◆ **AIM OF THE TASK**: Look below for the line that contains "Output the text content of this document.", then copy it and each following line to the end of the records, minus any pictures.

------ GIVEN DATA

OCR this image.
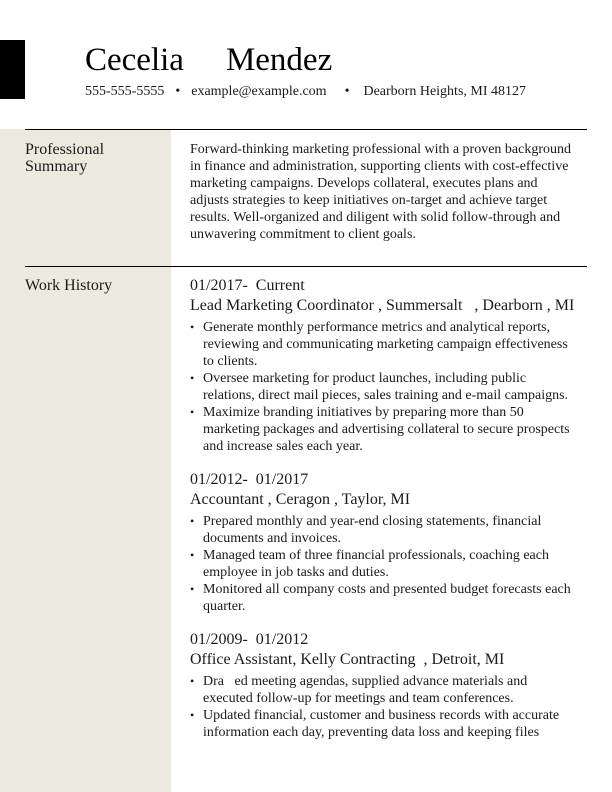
Cecelia Mendez
555-555-5555 • example@example.com • Dearborn Heights, MI 48127
Professional Summary
Forward-thinking marketing professional with a proven background in finance and administration, supporting clients with cost-effective marketing campaigns. Develops collateral, executes plans and adjusts strategies to keep initiatives on-target and achieve target results. Well-organized and diligent with solid follow-through and unwavering commitment to client goals.
Work History	01/2017-  Current
Lead Marketing Coordinator , Summersalt   , Dearborn , MI
• Generate monthly performance metrics and analytical reports, reviewing and communicating marketing campaign effectiveness to clients.
• Oversee marketing for product launches, including public relations, direct mail pieces, sales training and e-mail campaigns.
• Maximize branding initiatives by preparing more than 50 marketing packages and advertising collateral to secure prospects and increase sales each year.
01/2012-  01/2017
Accountant , Ceragon , Taylor, MI
• Prepared monthly and year-end closing statements, financial documents and invoices.
• Managed team of three financial professionals, coaching each employee in job tasks and duties.
• Monitored all company costs and presented budget forecasts each quarter.
01/2009-  01/2012
Office Assistant, Kelly Contracting  , Detroit, MI
• Dra   ed meeting agendas, supplied advance materials and executed follow-up for meetings and team conferences.
• Updated financial, customer and business records with accurate information each day, preventing data loss and keeping files
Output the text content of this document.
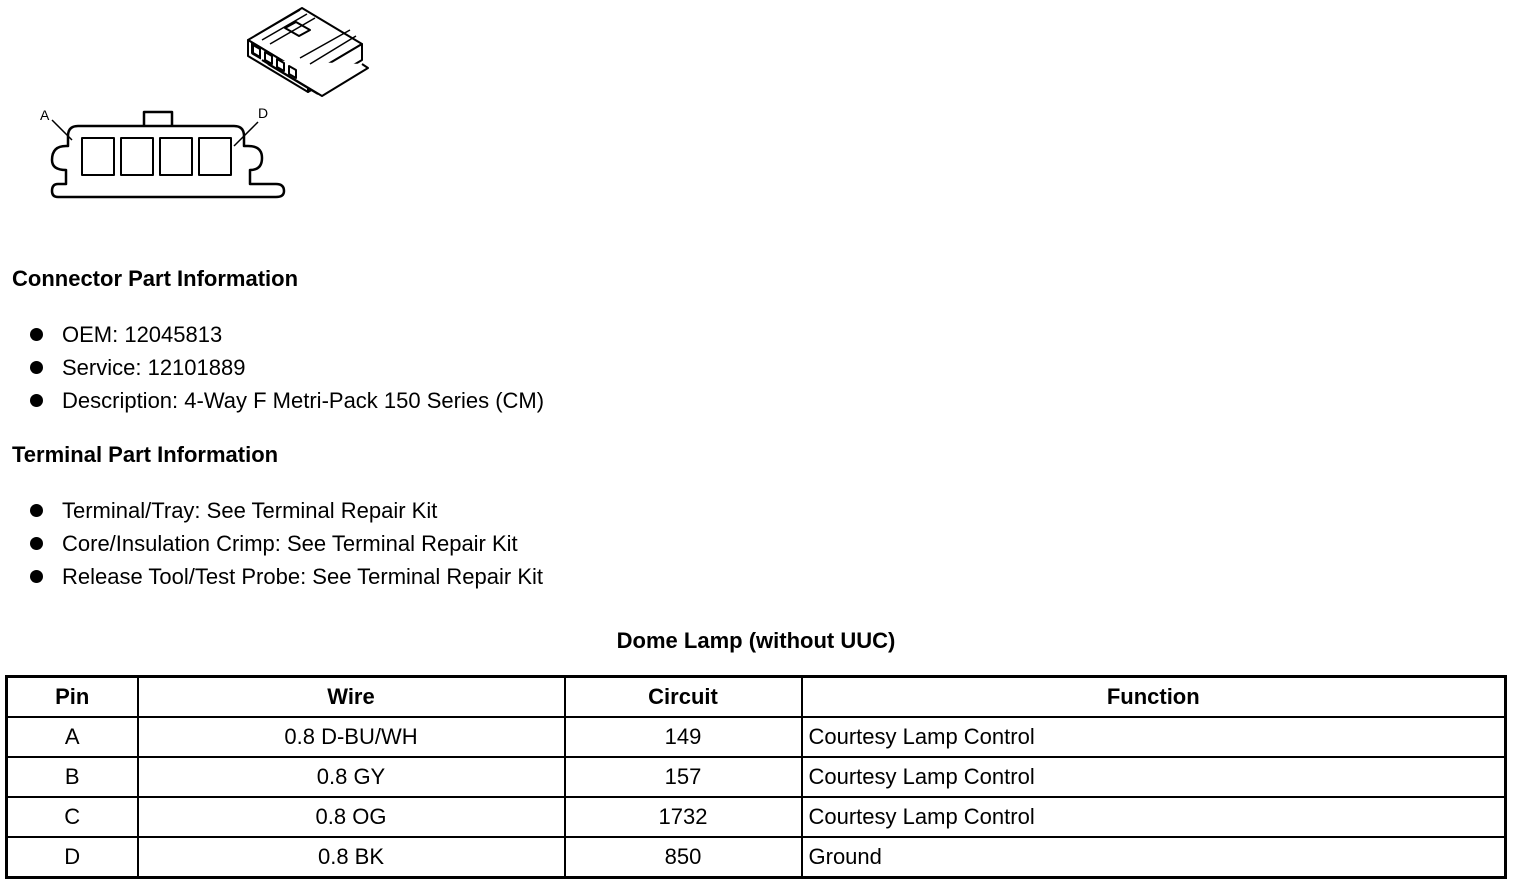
A	D
Connector Part Information
OEM: 12045813
Service: 12101889
Description: 4-Way F Metri-Pack 150 Series (CM)
Terminal Part Information
Terminal/Tray: See Terminal Repair Kit
Core/Insulation Crimp: See Terminal Repair Kit
Release Tool/Test Probe: See Terminal Repair Kit
Dome Lamp (without UUC)
Pin	Wire	Circuit	Function
A	0.8 D-BU/WH	149	Courtesy Lamp Control
B	0.8 GY	157	Courtesy Lamp Control
C	0.8 OG	1732	Courtesy Lamp Control
D	0.8 BK	850	Ground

------------

◆ **WORKED SOLUTION**:
Output the text content of this document.
A	D
Connector Part Information
OEM: 12045813
Service: 12101889
Description: 4-Way F Metri-Pack 150 Series (CM)
Terminal Part Information
Terminal/Tray: See Terminal Repair Kit
Core/Insulation Crimp: See Terminal Repair Kit
Release Tool/Test Probe: See Terminal Repair Kit
Dome Lamp (without UUC)
Pin	Wire	Circuit	Function
A	0.8 D-BU/WH	149	Courtesy Lamp Control
B	0.8 GY	157	Courtesy Lamp Control
C	0.8 OG	1732	Courtesy Lamp Control
D	0.8 BK	850	Ground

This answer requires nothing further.